Problem requirements: Copy out all of the material, matching it word for word.

□ □ □ □ □ □ □

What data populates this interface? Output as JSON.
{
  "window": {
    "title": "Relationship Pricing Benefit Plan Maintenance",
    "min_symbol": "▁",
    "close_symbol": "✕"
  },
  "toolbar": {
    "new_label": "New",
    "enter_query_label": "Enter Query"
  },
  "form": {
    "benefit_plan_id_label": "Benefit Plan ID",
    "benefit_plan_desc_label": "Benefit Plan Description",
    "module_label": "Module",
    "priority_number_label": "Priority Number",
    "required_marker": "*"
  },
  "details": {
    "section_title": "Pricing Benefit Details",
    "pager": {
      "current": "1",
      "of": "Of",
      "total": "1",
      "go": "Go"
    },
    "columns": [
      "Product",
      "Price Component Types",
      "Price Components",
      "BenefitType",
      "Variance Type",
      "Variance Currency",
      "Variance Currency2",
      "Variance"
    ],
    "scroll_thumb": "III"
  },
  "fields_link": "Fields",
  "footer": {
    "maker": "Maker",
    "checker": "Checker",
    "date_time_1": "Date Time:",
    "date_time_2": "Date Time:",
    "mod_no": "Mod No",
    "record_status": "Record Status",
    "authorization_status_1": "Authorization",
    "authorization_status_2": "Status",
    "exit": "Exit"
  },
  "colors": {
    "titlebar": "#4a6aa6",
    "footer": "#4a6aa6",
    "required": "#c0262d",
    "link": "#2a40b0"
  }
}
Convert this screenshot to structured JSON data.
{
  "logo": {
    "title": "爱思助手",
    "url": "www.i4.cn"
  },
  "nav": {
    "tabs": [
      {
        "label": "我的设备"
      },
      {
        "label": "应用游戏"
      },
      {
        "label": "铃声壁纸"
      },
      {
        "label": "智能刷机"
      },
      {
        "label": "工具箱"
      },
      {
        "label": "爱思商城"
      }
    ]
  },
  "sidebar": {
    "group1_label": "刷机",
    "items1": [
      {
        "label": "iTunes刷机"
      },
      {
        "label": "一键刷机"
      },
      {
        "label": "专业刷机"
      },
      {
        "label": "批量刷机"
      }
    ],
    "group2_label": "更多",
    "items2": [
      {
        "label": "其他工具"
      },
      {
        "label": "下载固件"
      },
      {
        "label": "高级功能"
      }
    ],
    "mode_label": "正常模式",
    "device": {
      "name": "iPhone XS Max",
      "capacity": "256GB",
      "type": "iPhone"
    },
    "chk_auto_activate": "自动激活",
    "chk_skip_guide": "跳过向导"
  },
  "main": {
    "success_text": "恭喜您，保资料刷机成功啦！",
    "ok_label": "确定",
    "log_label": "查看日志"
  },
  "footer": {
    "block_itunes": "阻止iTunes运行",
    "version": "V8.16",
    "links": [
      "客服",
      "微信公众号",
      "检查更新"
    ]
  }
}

□ □ □ □ □ □ □

Result of the task:
What data populates this interface? Output as JSON.
{
  "window": {
    "title": "Relationship Pricing Benefit Plan Maintenance",
    "min_symbol": "▁",
    "close_symbol": "✕"
  },
  "toolbar": {
    "new_label": "New",
    "enter_query_label": "Enter Query"
  },
  "form": {
    "benefit_plan_id_label": "Benefit Plan ID",
    "benefit_plan_desc_label": "Benefit Plan Description",
    "module_label": "Module",
    "priority_number_label": "Priority Number",
    "required_marker": "*"
  },
  "details": {
    "section_title": "Pricing Benefit Details",
    "pager": {
      "current": "1",
      "of": "Of",
      "total": "1",
      "go": "Go"
    },
    "columns": [
      "Product",
      "Price Component Types",
      "Price Components",
      "BenefitType",
      "Variance Type",
      "Variance Currency",
      "Variance Currency2",
      "Variance"
    ],
    "scroll_thumb": "III"
  },
  "fields_link": "Fields",
  "footer": {
    "maker": "Maker",
    "checker": "Checker",
    "date_time_1": "Date Time:",
    "date_time_2": "Date Time:",
    "mod_no": "Mod No",
    "record_status": "Record Status",
    "authorization_status_1": "Authorization",
    "authorization_status_2": "Status",
    "exit": "Exit"
  },
  "colors": {
    "titlebar": "#4a6aa6",
    "footer": "#4a6aa6",
    "required": "#c0262d",
    "link": "#2a40b0"
  }
}
Convert this screenshot to structured JSON data.
{
  "logo": {
    "title": "爱思助手",
    "url": "www.i4.cn"
  },
  "nav": {
    "tabs": [
      {
        "label": "我的设备"
      },
      {
        "label": "应用游戏"
      },
      {
        "label": "铃声壁纸"
      },
      {
        "label": "智能刷机"
      },
      {
        "label": "工具箱"
      },
      {
        "label": "爱思商城"
      }
    ]
  },
  "sidebar": {
    "group1_label": "刷机",
    "items1": [
      {
        "label": "iTunes刷机"
      },
      {
        "label": "一键刷机"
      },
      {
        "label": "专业刷机"
      },
      {
        "label": "批量刷机"
      }
    ],
    "group2_label": "更多",
    "items2": [
      {
        "label": "其他工具"
      },
      {
        "label": "下载固件"
      },
      {
        "label": "高级功能"
      }
    ],
    "mode_label": "正常模式",
    "device": {
      "name": "iPhone XS Max",
      "capacity": "256GB",
      "type": "iPhone"
    },
    "chk_auto_activate": "自动激活",
    "chk_skip_guide": "跳过向导"
  },
  "main": {
    "success_text": "恭喜您，保资料刷机成功啦！",
    "ok_label": "确定",
    "log_label": "查看日志"
  },
  "footer": {
    "block_itunes": "阻止iTunes运行",
    "version": "V8.16",
    "links": [
      "客服",
      "微信公众号",
      "检查更新"
    ]
  }
}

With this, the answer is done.